(WHAT TO PRODUCE)
In the text on ClpX pore loops, copy the passage from "(a) The cartoon" to "reaches the pore.", switching "power stroke" to "working stroke".

(QUOTED PASSAGE)
Pore loops of the AAA+ ClpX machine grip substrates to drive translocation and unfolding

Abstract

Proteolytic AAA+ unfoldases use ATP hydrolysis to power conformational changes that mechanically denature protein substrates and then translocate the polypeptide through a narrow pore into a degradation chamber. We show that a tyrosine residue in a pore loop of the hexameric ClpX unfoldase links ATP hydrolysis to mechanical work by gripping substrates during unfolding and translocation. Removal of the aromatic ring in even a few ClpX subunits results in slippage, frequent failure to denature the substrate and an enormous increase in the energetic cost of substrate unfolding. The tyrosine residue is part of a conserved aromatic-hydrophobic motif, and the effects of mutations in both residues vary with the nucleotide state of the resident subunit. These results support a model in which nucleotide-dependent conformational changes in these pore loops drive substrate translocation and unfolding, with the aromatic ring transmitting force to the polypeptide substrate.

Figure 1. Substrate binding and degradation

(a) Native substrates are recognized by the ClpX unfoldase via exposed peptide tags and unfolded as they are translocated through a narrow axial pore and into the ClpP peptidase for degradation. (b) Ar-Φ pore-loop motifs in prokaryotic and eukaryotic AAA+ unfoldases. (c) Mutations in the Ar-Φ loop of ClpX weaken binding to ssrA-tagged substrates. K_M values for titin^CM-ssrA degradation by ClpP in complex with ClpX RWE/RWE or variants with the Y153A, V154F, or V154A mutations in different classes of subunits were determined by Michaelis-Menten analyses of initial degradation rates (Table 1). Errors in K_M were ±10% based on replicate measurements (n=3).

Figure 2. The Ar-Φ loop in the central pore of ClpX provides a “grip” on substrates during unfolding and translocation

(a) Thermodynamic efficiencies for titin^CM-ssrA translocation by ClpX RWE/RWE with mutations in the Ar-Φ loop. Maximal degradation rates are plotted against the ATP-hydrolysis rate at saturating titin^CM-ssrA concentrations for ClpX RWE/RWE (○) and variants with Y153A (red), V154F (blue), or V154A (cyan) mutations in empty-state R subunits (△), hydrolyzing W subunits (□), or ATP-state E subunits (▽). Variants that consume similar amounts of ATP for each substrate degraded cluster close to the lines shown. (b) The first residue in the Ar-Φ loop contacts translocating substrates. Titin-ssrA was unfolded by modification of its cysteines with DTNB, incubated with ATP and single-chain ClpX hexamers bearing Cys153 in a W or E subunit, and disulfide-crosslinked products were detected by western blotting after non-reducing SDS-PAGE. DTNB-modified titin with a C-terminal AA→DD mutation in the ssrA tag is not degraded by ClpX and serves as a negative control. (c) Thermodynamic efficiencies of native titin-ssrA unfolding and translocation by ClpX RWE/RWE with Ar-Φ-loop mutations. Symbols for ClpX variants are the same as in panel A.

Figure 3. Ar-Φ-loop motions propel substrate through the central pore of ClpX

(a) The cartoon depicts two neighboring ClpX subunits cycling through ATP-bound, hydrolyzing, and empty states. ATP-dependent conformational changes in the Ar-Φ loop of one subunit translocate the substrate, and an adjacent subunit binds the polypeptide and prevents slipping before the next power stroke. (b) Weakened grip during substrate translocation. Degradation of GFP-titin^CM-ssrA by ClpXP RWE/RWE stops at GFP, leaving a 38-residue titin tail. Y153A mutations in the R, W, or E subunits of ClpX RWE/RWE result in an additional product with a 45-residue tail. These mutations may reduce the enzyme’s ability to pull GFP tightly against the ClpX pore or allow the substrate to slip after it reaches the pore.

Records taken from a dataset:

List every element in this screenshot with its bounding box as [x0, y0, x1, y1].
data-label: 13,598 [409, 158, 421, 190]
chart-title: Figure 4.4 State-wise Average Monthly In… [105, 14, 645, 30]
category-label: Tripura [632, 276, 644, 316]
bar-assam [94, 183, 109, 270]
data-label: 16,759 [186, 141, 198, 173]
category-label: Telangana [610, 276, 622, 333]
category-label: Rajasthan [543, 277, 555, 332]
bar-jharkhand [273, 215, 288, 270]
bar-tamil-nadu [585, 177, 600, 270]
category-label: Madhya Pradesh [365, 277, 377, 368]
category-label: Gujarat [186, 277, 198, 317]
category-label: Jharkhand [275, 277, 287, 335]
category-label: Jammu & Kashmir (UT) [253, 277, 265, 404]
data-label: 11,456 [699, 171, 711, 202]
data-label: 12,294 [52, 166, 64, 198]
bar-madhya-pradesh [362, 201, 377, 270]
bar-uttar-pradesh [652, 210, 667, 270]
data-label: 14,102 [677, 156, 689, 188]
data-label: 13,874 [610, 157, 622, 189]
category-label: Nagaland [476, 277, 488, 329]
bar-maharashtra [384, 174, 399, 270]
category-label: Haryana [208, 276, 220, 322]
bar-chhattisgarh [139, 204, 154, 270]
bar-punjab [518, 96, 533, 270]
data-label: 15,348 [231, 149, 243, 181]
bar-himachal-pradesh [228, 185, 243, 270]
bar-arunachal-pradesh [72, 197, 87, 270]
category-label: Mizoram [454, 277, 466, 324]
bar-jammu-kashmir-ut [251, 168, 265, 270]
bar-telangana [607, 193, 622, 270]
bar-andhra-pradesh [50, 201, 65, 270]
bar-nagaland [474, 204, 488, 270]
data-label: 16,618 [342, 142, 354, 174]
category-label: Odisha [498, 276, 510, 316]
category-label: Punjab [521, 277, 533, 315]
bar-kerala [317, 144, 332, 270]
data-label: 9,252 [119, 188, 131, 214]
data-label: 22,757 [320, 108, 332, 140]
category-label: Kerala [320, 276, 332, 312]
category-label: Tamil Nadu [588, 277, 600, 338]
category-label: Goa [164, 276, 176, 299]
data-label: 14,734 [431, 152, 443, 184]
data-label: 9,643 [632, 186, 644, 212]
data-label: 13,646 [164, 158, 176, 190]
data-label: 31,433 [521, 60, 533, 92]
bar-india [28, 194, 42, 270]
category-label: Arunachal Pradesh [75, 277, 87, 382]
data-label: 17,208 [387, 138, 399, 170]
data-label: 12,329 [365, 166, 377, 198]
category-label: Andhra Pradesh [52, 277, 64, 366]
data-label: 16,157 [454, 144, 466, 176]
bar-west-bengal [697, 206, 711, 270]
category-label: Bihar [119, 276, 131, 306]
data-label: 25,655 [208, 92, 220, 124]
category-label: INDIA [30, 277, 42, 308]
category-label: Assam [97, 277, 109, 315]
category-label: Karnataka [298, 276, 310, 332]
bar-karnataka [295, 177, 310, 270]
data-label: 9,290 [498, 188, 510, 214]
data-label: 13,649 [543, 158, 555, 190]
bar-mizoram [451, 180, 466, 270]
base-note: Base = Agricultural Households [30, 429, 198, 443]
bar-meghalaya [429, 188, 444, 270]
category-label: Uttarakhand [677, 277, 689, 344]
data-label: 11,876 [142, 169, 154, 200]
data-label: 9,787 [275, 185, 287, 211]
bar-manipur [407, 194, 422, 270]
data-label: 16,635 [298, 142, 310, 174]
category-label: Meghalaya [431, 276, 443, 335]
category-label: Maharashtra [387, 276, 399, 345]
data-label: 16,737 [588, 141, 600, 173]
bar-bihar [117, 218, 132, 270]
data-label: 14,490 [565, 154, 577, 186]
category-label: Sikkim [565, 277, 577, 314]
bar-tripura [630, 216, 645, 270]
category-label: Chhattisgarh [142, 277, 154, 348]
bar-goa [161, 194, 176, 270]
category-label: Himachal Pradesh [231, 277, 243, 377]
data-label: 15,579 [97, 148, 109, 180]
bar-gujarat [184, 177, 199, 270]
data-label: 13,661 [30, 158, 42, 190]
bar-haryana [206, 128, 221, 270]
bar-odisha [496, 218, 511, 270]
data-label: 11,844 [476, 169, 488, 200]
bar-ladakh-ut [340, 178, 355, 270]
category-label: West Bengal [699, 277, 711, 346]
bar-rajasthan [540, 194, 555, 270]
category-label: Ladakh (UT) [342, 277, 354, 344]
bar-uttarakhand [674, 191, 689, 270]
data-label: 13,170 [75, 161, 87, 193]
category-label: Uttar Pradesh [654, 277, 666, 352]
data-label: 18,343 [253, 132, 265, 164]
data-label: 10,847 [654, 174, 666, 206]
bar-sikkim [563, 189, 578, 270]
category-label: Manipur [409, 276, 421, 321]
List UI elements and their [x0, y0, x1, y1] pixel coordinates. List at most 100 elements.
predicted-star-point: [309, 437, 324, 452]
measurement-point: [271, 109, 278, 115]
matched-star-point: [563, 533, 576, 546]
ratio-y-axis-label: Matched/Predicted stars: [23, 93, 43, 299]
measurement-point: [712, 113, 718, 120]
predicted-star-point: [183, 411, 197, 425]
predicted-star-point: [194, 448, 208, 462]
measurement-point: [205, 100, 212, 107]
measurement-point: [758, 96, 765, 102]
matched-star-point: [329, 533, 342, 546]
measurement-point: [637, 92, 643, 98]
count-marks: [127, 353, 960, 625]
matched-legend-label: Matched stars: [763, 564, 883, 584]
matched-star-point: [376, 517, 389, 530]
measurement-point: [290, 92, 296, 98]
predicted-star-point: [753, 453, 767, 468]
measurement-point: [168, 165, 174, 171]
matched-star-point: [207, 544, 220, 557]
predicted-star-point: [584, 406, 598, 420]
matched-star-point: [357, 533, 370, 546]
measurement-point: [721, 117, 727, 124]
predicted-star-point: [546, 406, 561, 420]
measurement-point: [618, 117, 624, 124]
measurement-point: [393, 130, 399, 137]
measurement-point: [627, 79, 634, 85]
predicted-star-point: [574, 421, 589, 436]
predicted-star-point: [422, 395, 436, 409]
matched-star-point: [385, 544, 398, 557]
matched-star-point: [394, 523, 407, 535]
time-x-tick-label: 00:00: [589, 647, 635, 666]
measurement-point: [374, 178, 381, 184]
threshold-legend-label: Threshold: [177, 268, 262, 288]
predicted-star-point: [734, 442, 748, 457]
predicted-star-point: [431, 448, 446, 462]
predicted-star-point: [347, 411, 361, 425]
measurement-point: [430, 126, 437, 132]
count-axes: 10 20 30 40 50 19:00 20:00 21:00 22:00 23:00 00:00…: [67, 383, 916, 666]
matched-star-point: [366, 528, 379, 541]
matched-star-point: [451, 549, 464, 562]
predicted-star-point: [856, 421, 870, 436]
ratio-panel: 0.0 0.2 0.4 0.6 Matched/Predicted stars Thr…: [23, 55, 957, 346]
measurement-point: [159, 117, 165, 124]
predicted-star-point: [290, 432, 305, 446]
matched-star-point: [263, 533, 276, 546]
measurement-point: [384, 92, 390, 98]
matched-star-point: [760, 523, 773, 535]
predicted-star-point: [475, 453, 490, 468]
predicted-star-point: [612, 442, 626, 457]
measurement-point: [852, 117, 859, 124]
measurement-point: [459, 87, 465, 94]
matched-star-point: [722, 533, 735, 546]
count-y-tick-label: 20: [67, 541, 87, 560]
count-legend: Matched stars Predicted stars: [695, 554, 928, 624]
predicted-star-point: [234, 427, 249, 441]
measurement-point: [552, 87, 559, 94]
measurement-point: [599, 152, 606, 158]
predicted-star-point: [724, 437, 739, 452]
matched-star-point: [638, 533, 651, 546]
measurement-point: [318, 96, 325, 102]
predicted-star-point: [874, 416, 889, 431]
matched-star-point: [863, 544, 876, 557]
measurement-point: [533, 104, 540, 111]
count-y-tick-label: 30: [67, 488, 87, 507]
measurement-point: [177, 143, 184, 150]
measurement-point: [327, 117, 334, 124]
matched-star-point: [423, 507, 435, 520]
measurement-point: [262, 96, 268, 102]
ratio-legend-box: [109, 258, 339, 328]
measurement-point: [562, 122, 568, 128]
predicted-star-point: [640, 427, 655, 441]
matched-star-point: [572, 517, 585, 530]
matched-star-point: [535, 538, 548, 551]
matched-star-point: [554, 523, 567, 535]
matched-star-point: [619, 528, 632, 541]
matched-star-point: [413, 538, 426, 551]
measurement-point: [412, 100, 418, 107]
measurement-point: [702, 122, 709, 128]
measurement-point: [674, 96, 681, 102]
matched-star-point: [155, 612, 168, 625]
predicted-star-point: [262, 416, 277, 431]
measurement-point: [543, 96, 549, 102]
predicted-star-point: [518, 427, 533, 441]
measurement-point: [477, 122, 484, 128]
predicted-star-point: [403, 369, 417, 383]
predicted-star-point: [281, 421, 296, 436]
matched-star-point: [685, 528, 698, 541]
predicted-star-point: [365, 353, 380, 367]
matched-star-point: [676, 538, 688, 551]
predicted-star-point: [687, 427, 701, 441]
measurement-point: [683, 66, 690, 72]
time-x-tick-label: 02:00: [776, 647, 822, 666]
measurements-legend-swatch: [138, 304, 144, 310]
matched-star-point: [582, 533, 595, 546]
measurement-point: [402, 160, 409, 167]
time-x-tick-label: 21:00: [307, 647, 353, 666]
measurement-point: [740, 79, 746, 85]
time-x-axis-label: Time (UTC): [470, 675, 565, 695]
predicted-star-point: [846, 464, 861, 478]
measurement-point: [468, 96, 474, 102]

(RESULT)
(a) The cartoon depicts two neighboring ClpX subunits cycling through ATP-bound, hydrolyzing, and empty states. ATP-dependent conformational changes in the Ar-Φ loop of one subunit translocate the substrate, and an adjacent subunit binds the polypeptide and prevents slipping before the next working stroke. (b) Weakened grip during substrate translocation. Degradation of GFP-titin^CM-ssrA by ClpXP RWE/RWE stops at GFP, leaving a 38-residue titin tail. Y153A mutations in the R, W, or E subunits of ClpX RWE/RWE result in an additional product with a 45-residue tail. These mutations may reduce the enzyme’s ability to pull GFP tightly against the ClpX pore or allow the substrate to slip after it reaches the pore.